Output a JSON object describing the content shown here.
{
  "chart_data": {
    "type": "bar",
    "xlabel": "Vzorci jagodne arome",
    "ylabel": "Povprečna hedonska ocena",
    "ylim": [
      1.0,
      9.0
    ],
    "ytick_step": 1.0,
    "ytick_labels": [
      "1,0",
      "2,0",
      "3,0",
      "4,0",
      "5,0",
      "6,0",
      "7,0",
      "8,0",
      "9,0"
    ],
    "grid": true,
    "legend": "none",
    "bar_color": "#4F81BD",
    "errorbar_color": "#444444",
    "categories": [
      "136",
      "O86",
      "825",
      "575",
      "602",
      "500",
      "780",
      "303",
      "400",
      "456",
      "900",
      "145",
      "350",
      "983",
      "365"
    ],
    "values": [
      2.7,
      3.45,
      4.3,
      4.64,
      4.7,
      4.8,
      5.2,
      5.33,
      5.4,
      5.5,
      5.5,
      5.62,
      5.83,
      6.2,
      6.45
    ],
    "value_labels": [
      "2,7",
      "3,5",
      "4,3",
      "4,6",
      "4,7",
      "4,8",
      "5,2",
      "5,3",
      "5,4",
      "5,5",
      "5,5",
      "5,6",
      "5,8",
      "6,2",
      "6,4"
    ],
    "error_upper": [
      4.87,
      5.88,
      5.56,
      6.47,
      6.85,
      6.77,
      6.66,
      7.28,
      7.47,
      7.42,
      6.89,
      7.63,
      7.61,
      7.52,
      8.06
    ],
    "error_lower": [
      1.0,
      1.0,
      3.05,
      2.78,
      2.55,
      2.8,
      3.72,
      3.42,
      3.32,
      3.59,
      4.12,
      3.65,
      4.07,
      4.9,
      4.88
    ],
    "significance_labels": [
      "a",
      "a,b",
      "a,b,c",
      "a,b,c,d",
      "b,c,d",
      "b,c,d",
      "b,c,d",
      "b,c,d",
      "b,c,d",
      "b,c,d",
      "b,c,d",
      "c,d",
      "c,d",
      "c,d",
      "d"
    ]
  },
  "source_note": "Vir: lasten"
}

= = = = = = =

### SHORT EXERCISE
Give every line of the material again, exactly as it reads.

### REPLY TO THE EXERCISE
Output a JSON object describing the content shown here.
{
  "chart_data": {
    "type": "bar",
    "xlabel": "Vzorci jagodne arome",
    "ylabel": "Povprečna hedonska ocena",
    "ylim": [
      1.0,
      9.0
    ],
    "ytick_step": 1.0,
    "ytick_labels": [
      "1,0",
      "2,0",
      "3,0",
      "4,0",
      "5,0",
      "6,0",
      "7,0",
      "8,0",
      "9,0"
    ],
    "grid": true,
    "legend": "none",
    "bar_color": "#4F81BD",
    "errorbar_color": "#444444",
    "categories": [
      "136",
      "O86",
      "825",
      "575",
      "602",
      "500",
      "780",
      "303",
      "400",
      "456",
      "900",
      "145",
      "350",
      "983",
      "365"
    ],
    "values": [
      2.7,
      3.45,
      4.3,
      4.64,
      4.7,
      4.8,
      5.2,
      5.33,
      5.4,
      5.5,
      5.5,
      5.62,
      5.83,
      6.2,
      6.45
    ],
    "value_labels": [
      "2,7",
      "3,5",
      "4,3",
      "4,6",
      "4,7",
      "4,8",
      "5,2",
      "5,3",
      "5,4",
      "5,5",
      "5,5",
      "5,6",
      "5,8",
      "6,2",
      "6,4"
    ],
    "error_upper": [
      4.87,
      5.88,
      5.56,
      6.47,
      6.85,
      6.77,
      6.66,
      7.28,
      7.47,
      7.42,
      6.89,
      7.63,
      7.61,
      7.52,
      8.06
    ],
    "error_lower": [
      1.0,
      1.0,
      3.05,
      2.78,
      2.55,
      2.8,
      3.72,
      3.42,
      3.32,
      3.59,
      4.12,
      3.65,
      4.07,
      4.9,
      4.88
    ],
    "significance_labels": [
      "a",
      "a,b",
      "a,b,c",
      "a,b,c,d",
      "b,c,d",
      "b,c,d",
      "b,c,d",
      "b,c,d",
      "b,c,d",
      "b,c,d",
      "b,c,d",
      "c,d",
      "c,d",
      "c,d",
      "d"
    ]
  },
  "source_note": "Vir: lasten"
}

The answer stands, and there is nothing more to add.